+++ Entries shown
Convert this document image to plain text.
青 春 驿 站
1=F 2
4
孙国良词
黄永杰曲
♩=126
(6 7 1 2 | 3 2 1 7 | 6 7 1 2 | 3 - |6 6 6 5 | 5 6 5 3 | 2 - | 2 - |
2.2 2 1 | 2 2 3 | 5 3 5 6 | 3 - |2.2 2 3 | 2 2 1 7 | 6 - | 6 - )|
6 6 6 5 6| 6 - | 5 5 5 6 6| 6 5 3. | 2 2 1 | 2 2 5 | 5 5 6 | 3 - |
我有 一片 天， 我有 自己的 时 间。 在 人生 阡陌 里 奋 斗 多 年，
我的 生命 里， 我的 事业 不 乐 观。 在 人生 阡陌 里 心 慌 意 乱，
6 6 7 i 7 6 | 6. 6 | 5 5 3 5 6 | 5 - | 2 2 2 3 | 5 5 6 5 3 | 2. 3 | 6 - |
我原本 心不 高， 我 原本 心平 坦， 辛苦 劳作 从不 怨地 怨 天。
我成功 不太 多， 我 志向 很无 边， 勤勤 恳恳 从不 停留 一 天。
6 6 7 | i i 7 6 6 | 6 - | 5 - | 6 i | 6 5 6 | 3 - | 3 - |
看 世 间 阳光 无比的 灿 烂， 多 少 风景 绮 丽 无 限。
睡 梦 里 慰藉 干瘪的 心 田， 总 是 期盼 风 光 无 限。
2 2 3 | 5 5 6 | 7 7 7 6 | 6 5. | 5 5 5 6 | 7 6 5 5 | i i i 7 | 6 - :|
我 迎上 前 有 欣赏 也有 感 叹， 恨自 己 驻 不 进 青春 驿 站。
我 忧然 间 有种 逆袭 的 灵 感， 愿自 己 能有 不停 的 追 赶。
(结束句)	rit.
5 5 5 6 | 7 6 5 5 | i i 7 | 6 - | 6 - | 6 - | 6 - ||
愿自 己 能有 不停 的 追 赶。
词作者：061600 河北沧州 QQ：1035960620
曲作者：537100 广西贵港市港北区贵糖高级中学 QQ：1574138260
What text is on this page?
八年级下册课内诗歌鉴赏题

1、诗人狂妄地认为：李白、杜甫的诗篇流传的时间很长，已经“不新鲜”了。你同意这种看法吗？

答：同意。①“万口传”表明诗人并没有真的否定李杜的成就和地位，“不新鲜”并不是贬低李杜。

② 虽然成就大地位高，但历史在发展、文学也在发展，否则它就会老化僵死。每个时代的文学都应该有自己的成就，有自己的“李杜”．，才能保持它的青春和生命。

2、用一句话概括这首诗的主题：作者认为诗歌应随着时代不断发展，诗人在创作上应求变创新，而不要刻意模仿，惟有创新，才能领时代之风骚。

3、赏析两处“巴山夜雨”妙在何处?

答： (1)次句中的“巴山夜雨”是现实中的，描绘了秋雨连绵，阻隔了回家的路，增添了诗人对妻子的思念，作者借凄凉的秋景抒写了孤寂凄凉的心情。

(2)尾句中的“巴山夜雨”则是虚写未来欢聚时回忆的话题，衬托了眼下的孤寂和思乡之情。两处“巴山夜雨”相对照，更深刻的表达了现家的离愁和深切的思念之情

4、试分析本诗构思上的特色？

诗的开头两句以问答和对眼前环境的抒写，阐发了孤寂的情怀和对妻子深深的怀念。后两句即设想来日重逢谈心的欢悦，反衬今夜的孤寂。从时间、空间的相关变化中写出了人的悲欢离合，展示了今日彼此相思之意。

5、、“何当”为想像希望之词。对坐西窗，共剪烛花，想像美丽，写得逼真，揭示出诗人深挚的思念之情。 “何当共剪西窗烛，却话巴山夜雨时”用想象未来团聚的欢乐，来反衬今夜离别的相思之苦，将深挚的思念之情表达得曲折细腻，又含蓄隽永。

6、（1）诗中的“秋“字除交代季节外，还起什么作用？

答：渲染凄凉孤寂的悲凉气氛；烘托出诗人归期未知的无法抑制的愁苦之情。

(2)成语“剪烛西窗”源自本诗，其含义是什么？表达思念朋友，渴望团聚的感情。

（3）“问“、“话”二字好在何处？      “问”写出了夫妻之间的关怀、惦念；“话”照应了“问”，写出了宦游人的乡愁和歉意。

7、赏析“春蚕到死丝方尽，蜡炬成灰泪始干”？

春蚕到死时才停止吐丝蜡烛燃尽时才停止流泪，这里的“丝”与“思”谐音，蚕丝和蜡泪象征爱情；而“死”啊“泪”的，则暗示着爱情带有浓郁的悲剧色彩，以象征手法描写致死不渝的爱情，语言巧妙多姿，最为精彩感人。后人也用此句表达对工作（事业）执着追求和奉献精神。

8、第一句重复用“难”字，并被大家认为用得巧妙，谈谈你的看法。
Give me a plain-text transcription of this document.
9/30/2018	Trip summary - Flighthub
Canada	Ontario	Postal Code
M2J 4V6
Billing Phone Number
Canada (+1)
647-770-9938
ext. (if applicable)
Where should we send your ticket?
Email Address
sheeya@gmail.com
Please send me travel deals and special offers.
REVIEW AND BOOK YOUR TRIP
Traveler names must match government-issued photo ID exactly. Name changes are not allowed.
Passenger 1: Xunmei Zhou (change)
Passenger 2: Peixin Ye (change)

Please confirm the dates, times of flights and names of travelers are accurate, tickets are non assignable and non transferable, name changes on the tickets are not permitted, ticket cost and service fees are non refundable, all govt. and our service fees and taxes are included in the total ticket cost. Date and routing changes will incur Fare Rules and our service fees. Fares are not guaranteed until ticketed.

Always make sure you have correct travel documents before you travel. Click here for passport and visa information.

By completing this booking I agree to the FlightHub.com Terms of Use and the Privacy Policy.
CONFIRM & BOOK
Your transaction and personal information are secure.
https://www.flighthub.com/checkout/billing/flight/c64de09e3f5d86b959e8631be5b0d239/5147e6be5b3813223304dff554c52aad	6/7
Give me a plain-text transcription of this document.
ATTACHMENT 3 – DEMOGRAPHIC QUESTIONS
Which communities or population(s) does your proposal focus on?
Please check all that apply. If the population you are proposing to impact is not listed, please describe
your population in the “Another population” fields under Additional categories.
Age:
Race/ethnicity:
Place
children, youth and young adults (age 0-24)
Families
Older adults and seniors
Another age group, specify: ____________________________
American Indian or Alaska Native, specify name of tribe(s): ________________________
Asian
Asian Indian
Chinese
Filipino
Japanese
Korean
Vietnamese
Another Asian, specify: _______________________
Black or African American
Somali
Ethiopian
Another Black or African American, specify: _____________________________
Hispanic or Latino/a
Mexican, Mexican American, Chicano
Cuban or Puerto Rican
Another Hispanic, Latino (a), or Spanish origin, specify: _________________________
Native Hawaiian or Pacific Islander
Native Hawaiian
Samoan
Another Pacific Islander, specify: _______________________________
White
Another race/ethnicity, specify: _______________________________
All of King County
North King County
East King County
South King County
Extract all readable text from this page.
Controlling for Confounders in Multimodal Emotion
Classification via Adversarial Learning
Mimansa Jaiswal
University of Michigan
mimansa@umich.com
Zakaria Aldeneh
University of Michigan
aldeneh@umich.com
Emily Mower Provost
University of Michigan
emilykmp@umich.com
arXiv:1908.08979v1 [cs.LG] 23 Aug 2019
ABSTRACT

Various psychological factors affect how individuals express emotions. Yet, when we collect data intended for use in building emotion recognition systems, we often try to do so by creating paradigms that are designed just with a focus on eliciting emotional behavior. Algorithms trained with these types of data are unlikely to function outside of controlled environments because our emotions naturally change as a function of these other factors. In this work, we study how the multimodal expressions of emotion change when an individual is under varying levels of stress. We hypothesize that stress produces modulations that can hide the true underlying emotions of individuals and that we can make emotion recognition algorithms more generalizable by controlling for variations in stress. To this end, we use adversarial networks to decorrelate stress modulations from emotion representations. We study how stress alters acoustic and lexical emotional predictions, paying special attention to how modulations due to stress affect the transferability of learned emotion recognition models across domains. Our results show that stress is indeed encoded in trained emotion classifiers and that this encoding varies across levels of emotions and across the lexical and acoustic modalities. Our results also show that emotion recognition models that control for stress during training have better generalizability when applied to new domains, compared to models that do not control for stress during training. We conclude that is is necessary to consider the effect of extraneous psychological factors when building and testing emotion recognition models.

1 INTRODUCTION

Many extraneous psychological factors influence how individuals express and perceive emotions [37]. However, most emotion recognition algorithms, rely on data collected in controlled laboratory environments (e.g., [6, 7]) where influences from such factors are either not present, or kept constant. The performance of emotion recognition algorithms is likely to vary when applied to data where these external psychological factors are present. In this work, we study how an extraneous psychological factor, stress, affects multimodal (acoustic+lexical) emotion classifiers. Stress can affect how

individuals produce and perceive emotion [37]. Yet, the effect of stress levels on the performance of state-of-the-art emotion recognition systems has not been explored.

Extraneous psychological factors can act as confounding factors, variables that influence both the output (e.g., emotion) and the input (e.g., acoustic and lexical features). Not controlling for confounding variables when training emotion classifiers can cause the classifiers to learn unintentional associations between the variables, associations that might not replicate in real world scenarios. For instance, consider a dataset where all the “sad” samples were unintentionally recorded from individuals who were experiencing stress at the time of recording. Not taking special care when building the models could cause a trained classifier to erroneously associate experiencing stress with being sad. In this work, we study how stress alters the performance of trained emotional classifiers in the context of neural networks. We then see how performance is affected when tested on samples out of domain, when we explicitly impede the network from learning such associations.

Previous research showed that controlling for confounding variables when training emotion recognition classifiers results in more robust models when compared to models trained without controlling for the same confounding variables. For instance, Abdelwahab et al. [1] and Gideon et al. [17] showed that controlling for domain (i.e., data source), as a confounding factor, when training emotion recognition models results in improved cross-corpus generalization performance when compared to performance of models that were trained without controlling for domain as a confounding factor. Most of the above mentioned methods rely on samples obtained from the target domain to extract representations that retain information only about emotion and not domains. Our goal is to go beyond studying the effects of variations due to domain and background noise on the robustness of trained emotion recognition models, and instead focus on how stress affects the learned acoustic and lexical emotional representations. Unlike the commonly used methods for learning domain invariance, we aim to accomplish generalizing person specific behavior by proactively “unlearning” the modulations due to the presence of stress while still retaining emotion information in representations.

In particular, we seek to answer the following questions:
++++++
_Problem statement:_ Copy all lines above containing the string "County".

_Complete output:_
All of King County
North King County
East King County
South King County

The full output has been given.